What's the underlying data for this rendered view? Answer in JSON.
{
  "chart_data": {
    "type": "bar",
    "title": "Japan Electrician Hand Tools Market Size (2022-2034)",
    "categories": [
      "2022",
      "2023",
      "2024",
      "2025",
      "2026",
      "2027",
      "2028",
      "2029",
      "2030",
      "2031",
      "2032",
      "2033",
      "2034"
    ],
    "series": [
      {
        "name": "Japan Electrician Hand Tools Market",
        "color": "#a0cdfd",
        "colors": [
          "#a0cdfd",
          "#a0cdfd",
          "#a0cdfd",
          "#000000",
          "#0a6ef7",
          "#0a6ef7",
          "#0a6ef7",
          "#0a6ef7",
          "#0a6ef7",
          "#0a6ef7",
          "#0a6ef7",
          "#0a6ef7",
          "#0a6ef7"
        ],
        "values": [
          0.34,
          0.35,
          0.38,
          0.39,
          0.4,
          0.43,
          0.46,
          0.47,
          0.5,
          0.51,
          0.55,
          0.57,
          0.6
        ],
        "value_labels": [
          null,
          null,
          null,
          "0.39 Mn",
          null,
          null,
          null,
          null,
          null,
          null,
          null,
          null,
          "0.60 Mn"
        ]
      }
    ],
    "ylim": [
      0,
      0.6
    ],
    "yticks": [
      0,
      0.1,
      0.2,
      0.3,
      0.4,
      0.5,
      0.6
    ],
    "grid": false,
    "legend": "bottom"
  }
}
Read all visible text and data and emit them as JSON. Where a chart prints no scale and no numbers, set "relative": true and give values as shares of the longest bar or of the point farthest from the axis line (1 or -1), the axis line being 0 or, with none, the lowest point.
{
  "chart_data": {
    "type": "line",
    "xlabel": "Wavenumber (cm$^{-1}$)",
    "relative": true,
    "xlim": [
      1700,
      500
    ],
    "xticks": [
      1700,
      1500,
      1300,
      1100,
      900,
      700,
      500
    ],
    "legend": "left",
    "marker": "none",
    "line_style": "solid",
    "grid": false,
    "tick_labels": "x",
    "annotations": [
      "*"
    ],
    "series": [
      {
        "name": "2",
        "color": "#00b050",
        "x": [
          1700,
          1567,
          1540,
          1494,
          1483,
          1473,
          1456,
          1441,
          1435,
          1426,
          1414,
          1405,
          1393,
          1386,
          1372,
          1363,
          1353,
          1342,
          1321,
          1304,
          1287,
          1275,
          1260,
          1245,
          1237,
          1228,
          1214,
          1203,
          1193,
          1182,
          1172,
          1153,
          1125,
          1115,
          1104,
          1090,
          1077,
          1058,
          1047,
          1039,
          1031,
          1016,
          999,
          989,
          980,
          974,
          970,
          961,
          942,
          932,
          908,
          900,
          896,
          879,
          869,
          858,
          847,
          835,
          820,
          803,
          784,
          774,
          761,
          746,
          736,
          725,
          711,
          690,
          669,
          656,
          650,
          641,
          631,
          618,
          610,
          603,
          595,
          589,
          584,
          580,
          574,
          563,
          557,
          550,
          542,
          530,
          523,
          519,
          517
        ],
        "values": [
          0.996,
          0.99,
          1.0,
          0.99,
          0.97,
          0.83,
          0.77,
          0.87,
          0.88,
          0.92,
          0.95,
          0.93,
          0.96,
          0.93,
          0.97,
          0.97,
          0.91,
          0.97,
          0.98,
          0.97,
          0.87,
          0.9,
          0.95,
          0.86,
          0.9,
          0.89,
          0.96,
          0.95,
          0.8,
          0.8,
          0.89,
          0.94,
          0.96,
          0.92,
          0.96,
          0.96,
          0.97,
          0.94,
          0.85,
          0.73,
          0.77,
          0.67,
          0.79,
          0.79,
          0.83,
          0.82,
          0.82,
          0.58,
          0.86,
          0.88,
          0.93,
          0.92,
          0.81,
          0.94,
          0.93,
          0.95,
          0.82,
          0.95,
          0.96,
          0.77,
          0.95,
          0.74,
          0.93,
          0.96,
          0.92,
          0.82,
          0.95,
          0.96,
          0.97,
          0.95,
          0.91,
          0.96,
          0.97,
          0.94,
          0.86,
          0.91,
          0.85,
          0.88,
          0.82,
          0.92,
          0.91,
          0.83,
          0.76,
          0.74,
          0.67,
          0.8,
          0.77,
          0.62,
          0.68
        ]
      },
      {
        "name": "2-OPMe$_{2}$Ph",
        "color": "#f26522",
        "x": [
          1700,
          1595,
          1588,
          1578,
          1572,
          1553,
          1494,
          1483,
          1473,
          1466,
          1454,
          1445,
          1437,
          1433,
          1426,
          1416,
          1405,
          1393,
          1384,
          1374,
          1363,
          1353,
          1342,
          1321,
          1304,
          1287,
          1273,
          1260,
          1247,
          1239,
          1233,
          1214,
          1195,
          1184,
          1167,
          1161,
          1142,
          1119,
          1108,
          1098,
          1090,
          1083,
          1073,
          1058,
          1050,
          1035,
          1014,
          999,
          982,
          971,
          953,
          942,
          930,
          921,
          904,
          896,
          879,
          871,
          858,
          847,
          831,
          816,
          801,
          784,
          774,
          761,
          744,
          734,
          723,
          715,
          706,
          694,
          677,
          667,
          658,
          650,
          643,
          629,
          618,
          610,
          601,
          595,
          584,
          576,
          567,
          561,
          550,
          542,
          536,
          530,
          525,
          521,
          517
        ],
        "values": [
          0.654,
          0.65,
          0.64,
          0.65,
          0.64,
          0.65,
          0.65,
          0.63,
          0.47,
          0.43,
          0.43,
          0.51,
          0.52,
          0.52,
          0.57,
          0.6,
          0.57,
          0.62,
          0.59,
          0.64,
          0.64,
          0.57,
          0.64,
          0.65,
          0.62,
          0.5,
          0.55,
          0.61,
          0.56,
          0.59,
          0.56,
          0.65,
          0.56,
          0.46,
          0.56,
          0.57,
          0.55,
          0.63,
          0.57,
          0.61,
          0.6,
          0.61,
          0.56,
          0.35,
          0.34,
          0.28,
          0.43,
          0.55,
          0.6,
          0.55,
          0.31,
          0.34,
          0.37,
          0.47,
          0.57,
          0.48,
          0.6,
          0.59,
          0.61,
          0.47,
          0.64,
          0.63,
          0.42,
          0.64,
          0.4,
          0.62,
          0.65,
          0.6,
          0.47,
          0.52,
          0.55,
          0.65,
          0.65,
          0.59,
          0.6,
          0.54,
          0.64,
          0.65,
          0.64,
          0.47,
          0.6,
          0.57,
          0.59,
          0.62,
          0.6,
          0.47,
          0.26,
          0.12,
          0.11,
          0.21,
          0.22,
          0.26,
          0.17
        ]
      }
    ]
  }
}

§ **WHAT THE EXERCISE ASKS**
Write out all the lines again, exactly as they are.

§ **THE RESULT**
What's the underlying data for this rendered view? Answer in JSON.
{
  "chart_data": {
    "type": "bar",
    "title": "Japan Electrician Hand Tools Market Size (2022-2034)",
    "categories": [
      "2022",
      "2023",
      "2024",
      "2025",
      "2026",
      "2027",
      "2028",
      "2029",
      "2030",
      "2031",
      "2032",
      "2033",
      "2034"
    ],
    "series": [
      {
        "name": "Japan Electrician Hand Tools Market",
        "color": "#a0cdfd",
        "colors": [
          "#a0cdfd",
          "#a0cdfd",
          "#a0cdfd",
          "#000000",
          "#0a6ef7",
          "#0a6ef7",
          "#0a6ef7",
          "#0a6ef7",
          "#0a6ef7",
          "#0a6ef7",
          "#0a6ef7",
          "#0a6ef7",
          "#0a6ef7"
        ],
        "values": [
          0.34,
          0.35,
          0.38,
          0.39,
          0.4,
          0.43,
          0.46,
          0.47,
          0.5,
          0.51,
          0.55,
          0.57,
          0.6
        ],
        "value_labels": [
          null,
          null,
          null,
          "0.39 Mn",
          null,
          null,
          null,
          null,
          null,
          null,
          null,
          null,
          "0.60 Mn"
        ]
      }
    ],
    "ylim": [
      0,
      0.6
    ],
    "yticks": [
      0,
      0.1,
      0.2,
      0.3,
      0.4,
      0.5,
      0.6
    ],
    "grid": false,
    "legend": "bottom"
  }
}
Read all visible text and data and emit them as JSON. Where a chart prints no scale and no numbers, set "relative": true and give values as shares of the longest bar or of the point farthest from the axis line (1 or -1), the axis line being 0 or, with none, the lowest point.
{
  "chart_data": {
    "type": "line",
    "xlabel": "Wavenumber (cm$^{-1}$)",
    "relative": true,
    "xlim": [
      1700,
      500
    ],
    "xticks": [
      1700,
      1500,
      1300,
      1100,
      900,
      700,
      500
    ],
    "legend": "left",
    "marker": "none",
    "line_style": "solid",
    "grid": false,
    "tick_labels": "x",
    "annotations": [
      "*"
    ],
    "series": [
      {
        "name": "2",
        "color": "#00b050",
        "x": [
          1700,
          1567,
          1540,
          1494,
          1483,
          1473,
          1456,
          1441,
          1435,
          1426,
          1414,
          1405,
          1393,
          1386,
          1372,
          1363,
          1353,
          1342,
          1321,
          1304,
          1287,
          1275,
          1260,
          1245,
          1237,
          1228,
          1214,
          1203,
          1193,
          1182,
          1172,
          1153,
          1125,
          1115,
          1104,
          1090,
          1077,
          1058,
          1047,
          1039,
          1031,
          1016,
          999,
          989,
          980,
          974,
          970,
          961,
          942,
          932,
          908,
          900,
          896,
          879,
          869,
          858,
          847,
          835,
          820,
          803,
          784,
          774,
          761,
          746,
          736,
          725,
          711,
          690,
          669,
          656,
          650,
          641,
          631,
          618,
          610,
          603,
          595,
          589,
          584,
          580,
          574,
          563,
          557,
          550,
          542,
          530,
          523,
          519,
          517
        ],
        "values": [
          0.996,
          0.99,
          1.0,
          0.99,
          0.97,
          0.83,
          0.77,
          0.87,
          0.88,
          0.92,
          0.95,
          0.93,
          0.96,
          0.93,
          0.97,
          0.97,
          0.91,
          0.97,
          0.98,
          0.97,
          0.87,
          0.9,
          0.95,
          0.86,
          0.9,
          0.89,
          0.96,
          0.95,
          0.8,
          0.8,
          0.89,
          0.94,
          0.96,
          0.92,
          0.96,
          0.96,
          0.97,
          0.94,
          0.85,
          0.73,
          0.77,
          0.67,
          0.79,
          0.79,
          0.83,
          0.82,
          0.82,
          0.58,
          0.86,
          0.88,
          0.93,
          0.92,
          0.81,
          0.94,
          0.93,
          0.95,
          0.82,
          0.95,
          0.96,
          0.77,
          0.95,
          0.74,
          0.93,
          0.96,
          0.92,
          0.82,
          0.95,
          0.96,
          0.97,
          0.95,
          0.91,
          0.96,
          0.97,
          0.94,
          0.86,
          0.91,
          0.85,
          0.88,
          0.82,
          0.92,
          0.91,
          0.83,
          0.76,
          0.74,
          0.67,
          0.8,
          0.77,
          0.62,
          0.68
        ]
      },
      {
        "name": "2-OPMe$_{2}$Ph",
        "color": "#f26522",
        "x": [
          1700,
          1595,
          1588,
          1578,
          1572,
          1553,
          1494,
          1483,
          1473,
          1466,
          1454,
          1445,
          1437,
          1433,
          1426,
          1416,
          1405,
          1393,
          1384,
          1374,
          1363,
          1353,
          1342,
          1321,
          1304,
          1287,
          1273,
          1260,
          1247,
          1239,
          1233,
          1214,
          1195,
          1184,
          1167,
          1161,
          1142,
          1119,
          1108,
          1098,
          1090,
          1083,
          1073,
          1058,
          1050,
          1035,
          1014,
          999,
          982,
          971,
          953,
          942,
          930,
          921,
          904,
          896,
          879,
          871,
          858,
          847,
          831,
          816,
          801,
          784,
          774,
          761,
          744,
          734,
          723,
          715,
          706,
          694,
          677,
          667,
          658,
          650,
          643,
          629,
          618,
          610,
          601,
          595,
          584,
          576,
          567,
          561,
          550,
          542,
          536,
          530,
          525,
          521,
          517
        ],
        "values": [
          0.654,
          0.65,
          0.64,
          0.65,
          0.64,
          0.65,
          0.65,
          0.63,
          0.47,
          0.43,
          0.43,
          0.51,
          0.52,
          0.52,
          0.57,
          0.6,
          0.57,
          0.62,
          0.59,
          0.64,
          0.64,
          0.57,
          0.64,
          0.65,
          0.62,
          0.5,
          0.55,
          0.61,
          0.56,
          0.59,
          0.56,
          0.65,
          0.56,
          0.46,
          0.56,
          0.57,
          0.55,
          0.63,
          0.57,
          0.61,
          0.6,
          0.61,
          0.56,
          0.35,
          0.34,
          0.28,
          0.43,
          0.55,
          0.6,
          0.55,
          0.31,
          0.34,
          0.37,
          0.47,
          0.57,
          0.48,
          0.6,
          0.59,
          0.61,
          0.47,
          0.64,
          0.63,
          0.42,
          0.64,
          0.4,
          0.62,
          0.65,
          0.6,
          0.47,
          0.52,
          0.55,
          0.65,
          0.65,
          0.59,
          0.6,
          0.54,
          0.64,
          0.65,
          0.64,
          0.47,
          0.6,
          0.57,
          0.59,
          0.62,
          0.6,
          0.47,
          0.26,
          0.12,
          0.11,
          0.21,
          0.22,
          0.26,
          0.17
        ]
      }
    ]
  }
}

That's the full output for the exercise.